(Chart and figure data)
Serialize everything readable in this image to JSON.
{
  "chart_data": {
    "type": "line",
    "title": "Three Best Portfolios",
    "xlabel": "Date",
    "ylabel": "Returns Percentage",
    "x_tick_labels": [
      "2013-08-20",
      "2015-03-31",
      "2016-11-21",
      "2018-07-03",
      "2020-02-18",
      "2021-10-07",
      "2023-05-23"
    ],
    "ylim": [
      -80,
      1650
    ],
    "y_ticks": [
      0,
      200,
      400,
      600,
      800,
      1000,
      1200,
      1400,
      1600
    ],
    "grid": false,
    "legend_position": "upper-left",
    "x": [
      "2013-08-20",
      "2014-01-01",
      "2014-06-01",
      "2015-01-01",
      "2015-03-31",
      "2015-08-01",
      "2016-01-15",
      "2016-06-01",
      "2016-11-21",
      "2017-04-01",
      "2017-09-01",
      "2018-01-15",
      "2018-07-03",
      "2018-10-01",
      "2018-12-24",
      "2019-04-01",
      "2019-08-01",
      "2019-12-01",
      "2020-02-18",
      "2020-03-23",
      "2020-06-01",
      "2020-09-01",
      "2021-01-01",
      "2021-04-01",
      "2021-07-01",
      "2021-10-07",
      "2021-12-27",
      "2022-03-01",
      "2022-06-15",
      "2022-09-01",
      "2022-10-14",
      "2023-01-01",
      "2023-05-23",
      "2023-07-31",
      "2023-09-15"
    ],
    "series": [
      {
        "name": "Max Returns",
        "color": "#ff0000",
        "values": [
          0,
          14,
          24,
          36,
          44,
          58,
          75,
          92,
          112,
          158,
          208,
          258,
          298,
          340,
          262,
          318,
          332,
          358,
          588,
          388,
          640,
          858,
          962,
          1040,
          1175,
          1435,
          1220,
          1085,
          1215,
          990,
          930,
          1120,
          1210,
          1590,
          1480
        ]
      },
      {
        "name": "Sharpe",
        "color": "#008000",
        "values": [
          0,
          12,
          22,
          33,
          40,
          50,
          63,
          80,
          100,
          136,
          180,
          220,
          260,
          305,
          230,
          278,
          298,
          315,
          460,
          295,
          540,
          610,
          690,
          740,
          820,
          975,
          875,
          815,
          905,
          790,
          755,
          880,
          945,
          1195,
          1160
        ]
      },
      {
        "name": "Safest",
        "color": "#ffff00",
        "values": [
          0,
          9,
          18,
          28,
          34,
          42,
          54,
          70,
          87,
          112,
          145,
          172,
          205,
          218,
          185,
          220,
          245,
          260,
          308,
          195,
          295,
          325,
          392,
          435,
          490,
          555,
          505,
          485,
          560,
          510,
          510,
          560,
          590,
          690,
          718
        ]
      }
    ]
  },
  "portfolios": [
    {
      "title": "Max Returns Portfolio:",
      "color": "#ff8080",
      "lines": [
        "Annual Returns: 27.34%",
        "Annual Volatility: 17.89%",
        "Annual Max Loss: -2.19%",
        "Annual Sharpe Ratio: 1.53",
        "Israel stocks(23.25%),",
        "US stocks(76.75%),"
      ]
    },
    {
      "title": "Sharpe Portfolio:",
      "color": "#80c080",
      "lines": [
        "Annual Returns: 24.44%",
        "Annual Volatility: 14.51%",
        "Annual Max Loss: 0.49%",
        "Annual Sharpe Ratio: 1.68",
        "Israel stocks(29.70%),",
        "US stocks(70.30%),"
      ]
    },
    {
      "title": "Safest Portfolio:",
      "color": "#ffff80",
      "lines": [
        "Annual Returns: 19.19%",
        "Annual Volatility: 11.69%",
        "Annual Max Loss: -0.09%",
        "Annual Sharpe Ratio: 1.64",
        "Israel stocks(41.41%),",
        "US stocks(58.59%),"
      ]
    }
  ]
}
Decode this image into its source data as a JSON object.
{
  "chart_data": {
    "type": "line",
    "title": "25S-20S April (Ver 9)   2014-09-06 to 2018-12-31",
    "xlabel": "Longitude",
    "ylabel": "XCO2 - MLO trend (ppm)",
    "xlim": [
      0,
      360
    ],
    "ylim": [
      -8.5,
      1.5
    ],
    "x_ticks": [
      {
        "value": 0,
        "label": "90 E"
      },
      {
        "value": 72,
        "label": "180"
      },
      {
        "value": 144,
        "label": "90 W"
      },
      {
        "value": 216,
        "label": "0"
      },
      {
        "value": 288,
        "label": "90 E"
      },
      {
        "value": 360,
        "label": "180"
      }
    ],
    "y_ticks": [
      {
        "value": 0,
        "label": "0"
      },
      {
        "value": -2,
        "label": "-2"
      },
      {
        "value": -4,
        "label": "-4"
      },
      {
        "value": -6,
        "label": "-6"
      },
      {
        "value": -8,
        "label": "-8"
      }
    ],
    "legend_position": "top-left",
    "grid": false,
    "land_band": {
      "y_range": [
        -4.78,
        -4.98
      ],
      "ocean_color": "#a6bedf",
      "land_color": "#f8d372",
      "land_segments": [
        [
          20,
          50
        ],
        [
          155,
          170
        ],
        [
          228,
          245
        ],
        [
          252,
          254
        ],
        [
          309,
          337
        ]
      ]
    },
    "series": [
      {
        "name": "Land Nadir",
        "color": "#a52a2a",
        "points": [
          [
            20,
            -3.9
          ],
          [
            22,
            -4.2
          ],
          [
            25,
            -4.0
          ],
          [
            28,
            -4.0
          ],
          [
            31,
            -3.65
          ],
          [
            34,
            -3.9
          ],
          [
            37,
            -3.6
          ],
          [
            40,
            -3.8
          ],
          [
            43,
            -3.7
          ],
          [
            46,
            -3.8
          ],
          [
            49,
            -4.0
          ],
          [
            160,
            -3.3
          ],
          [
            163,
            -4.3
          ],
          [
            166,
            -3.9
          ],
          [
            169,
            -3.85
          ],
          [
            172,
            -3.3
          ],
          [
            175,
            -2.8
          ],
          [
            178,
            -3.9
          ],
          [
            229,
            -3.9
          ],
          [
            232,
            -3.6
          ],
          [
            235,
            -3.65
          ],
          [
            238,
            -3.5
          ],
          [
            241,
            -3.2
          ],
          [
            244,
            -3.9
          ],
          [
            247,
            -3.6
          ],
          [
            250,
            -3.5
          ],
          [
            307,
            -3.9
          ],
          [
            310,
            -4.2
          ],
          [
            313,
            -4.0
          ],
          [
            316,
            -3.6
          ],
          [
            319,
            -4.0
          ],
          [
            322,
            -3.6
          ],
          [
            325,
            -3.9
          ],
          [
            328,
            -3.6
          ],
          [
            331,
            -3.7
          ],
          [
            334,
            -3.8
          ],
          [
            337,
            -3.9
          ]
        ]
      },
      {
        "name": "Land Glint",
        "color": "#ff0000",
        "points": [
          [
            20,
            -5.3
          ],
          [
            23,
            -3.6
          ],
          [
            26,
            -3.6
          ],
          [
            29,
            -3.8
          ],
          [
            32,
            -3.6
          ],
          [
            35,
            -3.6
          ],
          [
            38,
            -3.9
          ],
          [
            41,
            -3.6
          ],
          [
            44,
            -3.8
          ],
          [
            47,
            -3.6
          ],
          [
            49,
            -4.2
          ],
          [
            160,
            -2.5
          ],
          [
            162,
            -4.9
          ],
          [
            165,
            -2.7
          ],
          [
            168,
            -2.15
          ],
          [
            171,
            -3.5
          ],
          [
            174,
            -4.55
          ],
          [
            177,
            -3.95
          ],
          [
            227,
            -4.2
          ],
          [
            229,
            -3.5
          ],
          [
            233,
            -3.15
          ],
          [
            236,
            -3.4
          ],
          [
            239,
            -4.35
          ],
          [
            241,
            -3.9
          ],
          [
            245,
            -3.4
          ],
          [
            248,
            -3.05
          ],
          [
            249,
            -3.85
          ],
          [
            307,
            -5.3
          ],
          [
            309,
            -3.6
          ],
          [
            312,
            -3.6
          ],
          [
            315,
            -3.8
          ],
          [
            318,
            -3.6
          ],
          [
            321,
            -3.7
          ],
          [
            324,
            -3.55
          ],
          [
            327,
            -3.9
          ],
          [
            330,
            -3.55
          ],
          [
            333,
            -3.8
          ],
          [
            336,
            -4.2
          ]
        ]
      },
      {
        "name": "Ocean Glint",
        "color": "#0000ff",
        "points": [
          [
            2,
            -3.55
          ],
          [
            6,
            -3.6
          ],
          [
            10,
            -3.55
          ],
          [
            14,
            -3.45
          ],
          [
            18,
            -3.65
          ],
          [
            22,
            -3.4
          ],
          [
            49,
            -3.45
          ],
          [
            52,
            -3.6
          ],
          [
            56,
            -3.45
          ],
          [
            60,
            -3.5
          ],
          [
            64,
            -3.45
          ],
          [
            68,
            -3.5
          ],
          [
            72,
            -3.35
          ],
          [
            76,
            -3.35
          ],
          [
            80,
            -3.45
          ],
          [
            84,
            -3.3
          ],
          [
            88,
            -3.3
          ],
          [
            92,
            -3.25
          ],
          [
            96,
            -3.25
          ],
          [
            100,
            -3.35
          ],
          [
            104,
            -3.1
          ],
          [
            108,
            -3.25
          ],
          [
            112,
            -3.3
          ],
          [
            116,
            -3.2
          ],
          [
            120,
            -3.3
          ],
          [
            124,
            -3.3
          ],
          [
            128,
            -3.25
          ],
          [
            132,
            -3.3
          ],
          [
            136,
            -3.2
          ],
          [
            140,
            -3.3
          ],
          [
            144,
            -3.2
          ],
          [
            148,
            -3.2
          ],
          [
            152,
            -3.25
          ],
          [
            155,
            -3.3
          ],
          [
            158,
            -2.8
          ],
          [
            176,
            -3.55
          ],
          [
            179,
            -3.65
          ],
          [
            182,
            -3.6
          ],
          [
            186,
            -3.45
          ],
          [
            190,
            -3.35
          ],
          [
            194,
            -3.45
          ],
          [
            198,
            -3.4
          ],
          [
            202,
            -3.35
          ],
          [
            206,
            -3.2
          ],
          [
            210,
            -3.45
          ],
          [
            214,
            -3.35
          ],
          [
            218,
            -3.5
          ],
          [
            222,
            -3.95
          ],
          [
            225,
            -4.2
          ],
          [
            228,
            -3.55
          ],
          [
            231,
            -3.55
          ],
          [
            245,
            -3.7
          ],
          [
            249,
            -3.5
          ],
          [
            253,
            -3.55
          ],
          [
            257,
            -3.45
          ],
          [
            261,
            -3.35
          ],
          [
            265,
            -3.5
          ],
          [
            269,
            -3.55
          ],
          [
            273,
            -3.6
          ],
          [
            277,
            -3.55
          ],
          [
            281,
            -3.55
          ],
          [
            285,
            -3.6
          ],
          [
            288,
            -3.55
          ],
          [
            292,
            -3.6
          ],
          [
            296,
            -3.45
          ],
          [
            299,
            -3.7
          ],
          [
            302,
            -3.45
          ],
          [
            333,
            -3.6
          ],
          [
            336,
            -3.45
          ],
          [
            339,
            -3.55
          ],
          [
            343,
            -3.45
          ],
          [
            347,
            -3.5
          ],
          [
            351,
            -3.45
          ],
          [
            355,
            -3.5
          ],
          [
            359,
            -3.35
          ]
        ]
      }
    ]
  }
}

** Work to be completed **
Ascertain the number of lines in the entries that include the word "Safest", and report only that number.

** Response to this task **
2